**JOB**
Identify all lines in the data containing the string "used". Copy them out.

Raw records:

◇ ◇ ◇

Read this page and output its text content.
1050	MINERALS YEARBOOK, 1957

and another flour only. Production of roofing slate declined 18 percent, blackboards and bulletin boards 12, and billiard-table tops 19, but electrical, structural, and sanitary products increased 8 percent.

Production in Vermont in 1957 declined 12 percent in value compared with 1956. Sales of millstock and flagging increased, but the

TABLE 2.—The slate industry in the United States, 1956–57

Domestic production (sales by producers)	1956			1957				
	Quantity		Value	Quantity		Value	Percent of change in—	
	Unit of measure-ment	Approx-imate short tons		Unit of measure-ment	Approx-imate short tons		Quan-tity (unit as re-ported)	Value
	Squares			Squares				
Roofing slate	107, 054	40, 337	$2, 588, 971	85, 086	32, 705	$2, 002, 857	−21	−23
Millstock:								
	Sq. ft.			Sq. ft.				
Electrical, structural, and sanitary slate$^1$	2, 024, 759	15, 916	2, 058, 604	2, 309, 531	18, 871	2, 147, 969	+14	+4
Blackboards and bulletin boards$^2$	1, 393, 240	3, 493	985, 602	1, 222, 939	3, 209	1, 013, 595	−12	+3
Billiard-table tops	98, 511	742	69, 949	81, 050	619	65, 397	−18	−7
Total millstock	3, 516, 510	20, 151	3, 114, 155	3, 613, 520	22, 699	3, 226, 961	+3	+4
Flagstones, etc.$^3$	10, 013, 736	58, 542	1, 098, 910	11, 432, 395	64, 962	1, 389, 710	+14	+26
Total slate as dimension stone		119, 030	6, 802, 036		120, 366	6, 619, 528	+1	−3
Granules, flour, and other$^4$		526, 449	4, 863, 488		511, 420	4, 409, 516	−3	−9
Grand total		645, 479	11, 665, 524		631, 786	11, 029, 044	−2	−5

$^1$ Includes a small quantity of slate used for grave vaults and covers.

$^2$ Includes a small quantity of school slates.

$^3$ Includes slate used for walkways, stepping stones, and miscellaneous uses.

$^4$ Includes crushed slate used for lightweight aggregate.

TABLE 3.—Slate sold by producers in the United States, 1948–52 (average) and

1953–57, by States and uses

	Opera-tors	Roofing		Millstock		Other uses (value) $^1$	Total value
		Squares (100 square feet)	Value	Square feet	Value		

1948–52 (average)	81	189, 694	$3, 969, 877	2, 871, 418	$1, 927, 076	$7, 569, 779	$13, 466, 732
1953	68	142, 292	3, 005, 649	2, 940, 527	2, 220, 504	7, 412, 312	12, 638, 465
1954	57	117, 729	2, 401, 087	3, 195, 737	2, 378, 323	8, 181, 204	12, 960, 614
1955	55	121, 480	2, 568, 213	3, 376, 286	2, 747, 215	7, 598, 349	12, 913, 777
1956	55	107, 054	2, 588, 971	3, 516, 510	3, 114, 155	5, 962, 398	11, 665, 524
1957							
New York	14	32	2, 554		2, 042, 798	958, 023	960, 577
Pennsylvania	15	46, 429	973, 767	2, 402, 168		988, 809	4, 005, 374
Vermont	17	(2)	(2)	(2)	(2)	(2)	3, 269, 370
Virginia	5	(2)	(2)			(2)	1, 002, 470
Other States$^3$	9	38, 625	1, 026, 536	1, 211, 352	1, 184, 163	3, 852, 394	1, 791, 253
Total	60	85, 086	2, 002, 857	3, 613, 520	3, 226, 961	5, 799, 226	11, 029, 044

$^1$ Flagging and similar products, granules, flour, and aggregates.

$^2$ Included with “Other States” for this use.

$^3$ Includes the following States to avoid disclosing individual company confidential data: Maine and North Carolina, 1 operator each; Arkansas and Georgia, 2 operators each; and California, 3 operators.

◇ ◇ ◇

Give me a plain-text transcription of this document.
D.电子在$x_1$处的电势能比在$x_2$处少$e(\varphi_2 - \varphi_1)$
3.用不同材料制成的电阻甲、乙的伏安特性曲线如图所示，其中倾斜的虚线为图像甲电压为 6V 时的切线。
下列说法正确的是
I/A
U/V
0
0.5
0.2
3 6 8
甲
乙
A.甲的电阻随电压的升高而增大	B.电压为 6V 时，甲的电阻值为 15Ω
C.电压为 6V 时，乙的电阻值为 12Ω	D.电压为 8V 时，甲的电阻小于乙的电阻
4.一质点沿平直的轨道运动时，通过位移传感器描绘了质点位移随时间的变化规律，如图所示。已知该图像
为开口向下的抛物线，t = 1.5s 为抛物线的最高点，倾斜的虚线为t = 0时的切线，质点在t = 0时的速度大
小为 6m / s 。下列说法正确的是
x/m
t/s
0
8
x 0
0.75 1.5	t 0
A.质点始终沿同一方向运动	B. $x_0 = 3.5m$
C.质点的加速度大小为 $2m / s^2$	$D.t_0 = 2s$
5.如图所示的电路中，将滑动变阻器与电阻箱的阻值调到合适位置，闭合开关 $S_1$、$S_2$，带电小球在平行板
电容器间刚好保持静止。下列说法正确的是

◇ ◇ ◇

**SOLUTION TO THIS EXERCISE**
$^1$ Includes a small quantity of slate used for grave vaults and covers.
$^3$ Includes slate used for walkways, stepping stones, and miscellaneous uses.
$^4$ Includes crushed slate used for lightweight aggregate.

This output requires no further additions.